## MATERIAL FOR THIS EXERCISE
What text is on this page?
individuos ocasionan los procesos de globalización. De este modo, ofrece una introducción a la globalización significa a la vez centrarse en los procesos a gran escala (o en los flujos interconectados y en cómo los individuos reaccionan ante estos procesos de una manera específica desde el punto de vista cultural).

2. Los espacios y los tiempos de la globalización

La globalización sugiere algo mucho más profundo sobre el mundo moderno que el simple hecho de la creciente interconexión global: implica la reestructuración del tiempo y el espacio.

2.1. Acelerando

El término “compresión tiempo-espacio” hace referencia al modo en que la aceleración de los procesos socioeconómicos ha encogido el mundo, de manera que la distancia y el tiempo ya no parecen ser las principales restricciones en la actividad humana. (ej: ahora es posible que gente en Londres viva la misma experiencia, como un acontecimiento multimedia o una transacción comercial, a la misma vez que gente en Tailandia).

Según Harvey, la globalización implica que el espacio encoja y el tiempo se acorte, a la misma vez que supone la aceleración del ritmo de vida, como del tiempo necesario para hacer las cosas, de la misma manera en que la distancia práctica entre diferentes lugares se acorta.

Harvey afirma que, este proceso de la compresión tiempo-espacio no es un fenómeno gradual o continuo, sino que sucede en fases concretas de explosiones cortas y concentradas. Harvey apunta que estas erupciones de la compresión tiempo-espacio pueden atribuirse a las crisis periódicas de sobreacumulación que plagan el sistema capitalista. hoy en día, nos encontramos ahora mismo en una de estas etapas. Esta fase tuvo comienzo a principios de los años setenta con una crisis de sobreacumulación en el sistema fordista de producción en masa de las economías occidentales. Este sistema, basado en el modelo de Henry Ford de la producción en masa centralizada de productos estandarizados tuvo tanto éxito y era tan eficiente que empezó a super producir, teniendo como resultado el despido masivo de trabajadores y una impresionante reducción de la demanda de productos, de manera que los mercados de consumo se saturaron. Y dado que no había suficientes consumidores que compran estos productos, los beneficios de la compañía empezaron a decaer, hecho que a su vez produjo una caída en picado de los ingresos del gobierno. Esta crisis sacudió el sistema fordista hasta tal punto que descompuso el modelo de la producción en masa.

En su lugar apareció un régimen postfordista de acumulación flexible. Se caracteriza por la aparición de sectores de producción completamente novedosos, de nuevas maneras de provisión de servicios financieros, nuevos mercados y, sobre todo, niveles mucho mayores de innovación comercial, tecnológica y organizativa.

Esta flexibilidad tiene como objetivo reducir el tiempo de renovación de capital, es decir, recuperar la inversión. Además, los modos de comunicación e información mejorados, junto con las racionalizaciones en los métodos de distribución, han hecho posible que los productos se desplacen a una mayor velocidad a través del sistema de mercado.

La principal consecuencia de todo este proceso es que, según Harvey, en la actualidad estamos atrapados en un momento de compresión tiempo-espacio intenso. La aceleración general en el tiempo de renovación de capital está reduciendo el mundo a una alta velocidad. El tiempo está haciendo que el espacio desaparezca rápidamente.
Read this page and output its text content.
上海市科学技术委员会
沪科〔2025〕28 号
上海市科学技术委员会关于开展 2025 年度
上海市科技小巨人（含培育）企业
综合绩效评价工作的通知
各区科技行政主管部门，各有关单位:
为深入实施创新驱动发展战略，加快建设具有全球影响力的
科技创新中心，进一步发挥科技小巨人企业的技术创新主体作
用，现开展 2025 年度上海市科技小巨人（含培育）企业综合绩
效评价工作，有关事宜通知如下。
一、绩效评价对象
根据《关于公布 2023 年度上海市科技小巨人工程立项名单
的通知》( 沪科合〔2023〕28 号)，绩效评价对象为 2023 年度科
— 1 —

## GIVEN INSTRUCTION
All of the entries above should be written out again exactly.

## FULL RESPONSE
What text is on this page?
individuos ocasionan los procesos de globalización. De este modo, ofrece una introducción a la globalización significa a la vez centrarse en los procesos a gran escala (o en los flujos interconectados y en cómo los individuos reaccionan ante estos procesos de una manera específica desde el punto de vista cultural).

2. Los espacios y los tiempos de la globalización

La globalización sugiere algo mucho más profundo sobre el mundo moderno que el simple hecho de la creciente interconexión global: implica la reestructuración del tiempo y el espacio.

2.1. Acelerando

El término “compresión tiempo-espacio” hace referencia al modo en que la aceleración de los procesos socioeconómicos ha encogido el mundo, de manera que la distancia y el tiempo ya no parecen ser las principales restricciones en la actividad humana. (ej: ahora es posible que gente en Londres viva la misma experiencia, como un acontecimiento multimedia o una transacción comercial, a la misma vez que gente en Tailandia).

Según Harvey, la globalización implica que el espacio encoja y el tiempo se acorte, a la misma vez que supone la aceleración del ritmo de vida, como del tiempo necesario para hacer las cosas, de la misma manera en que la distancia práctica entre diferentes lugares se acorta.

Harvey afirma que, este proceso de la compresión tiempo-espacio no es un fenómeno gradual o continuo, sino que sucede en fases concretas de explosiones cortas y concentradas. Harvey apunta que estas erupciones de la compresión tiempo-espacio pueden atribuirse a las crisis periódicas de sobreacumulación que plagan el sistema capitalista. hoy en día, nos encontramos ahora mismo en una de estas etapas. Esta fase tuvo comienzo a principios de los años setenta con una crisis de sobreacumulación en el sistema fordista de producción en masa de las economías occidentales. Este sistema, basado en el modelo de Henry Ford de la producción en masa centralizada de productos estandarizados tuvo tanto éxito y era tan eficiente que empezó a super producir, teniendo como resultado el despido masivo de trabajadores y una impresionante reducción de la demanda de productos, de manera que los mercados de consumo se saturaron. Y dado que no había suficientes consumidores que compran estos productos, los beneficios de la compañía empezaron a decaer, hecho que a su vez produjo una caída en picado de los ingresos del gobierno. Esta crisis sacudió el sistema fordista hasta tal punto que descompuso el modelo de la producción en masa.

En su lugar apareció un régimen postfordista de acumulación flexible. Se caracteriza por la aparición de sectores de producción completamente novedosos, de nuevas maneras de provisión de servicios financieros, nuevos mercados y, sobre todo, niveles mucho mayores de innovación comercial, tecnológica y organizativa.

Esta flexibilidad tiene como objetivo reducir el tiempo de renovación de capital, es decir, recuperar la inversión. Además, los modos de comunicación e información mejorados, junto con las racionalizaciones en los métodos de distribución, han hecho posible que los productos se desplacen a una mayor velocidad a través del sistema de mercado.

La principal consecuencia de todo este proceso es que, según Harvey, en la actualidad estamos atrapados en un momento de compresión tiempo-espacio intenso. La aceleración general en el tiempo de renovación de capital está reduciendo el mundo a una alta velocidad. El tiempo está haciendo que el espacio desaparezca rápidamente.
Read this page and output its text content.
上海市科学技术委员会
沪科〔2025〕28 号
上海市科学技术委员会关于开展 2025 年度
上海市科技小巨人（含培育）企业
综合绩效评价工作的通知
各区科技行政主管部门，各有关单位:
为深入实施创新驱动发展战略，加快建设具有全球影响力的
科技创新中心，进一步发挥科技小巨人企业的技术创新主体作
用，现开展 2025 年度上海市科技小巨人（含培育）企业综合绩
效评价工作，有关事宜通知如下。
一、绩效评价对象
根据《关于公布 2023 年度上海市科技小巨人工程立项名单
的通知》( 沪科合〔2023〕28 号)，绩效评价对象为 2023 年度科
— 1 —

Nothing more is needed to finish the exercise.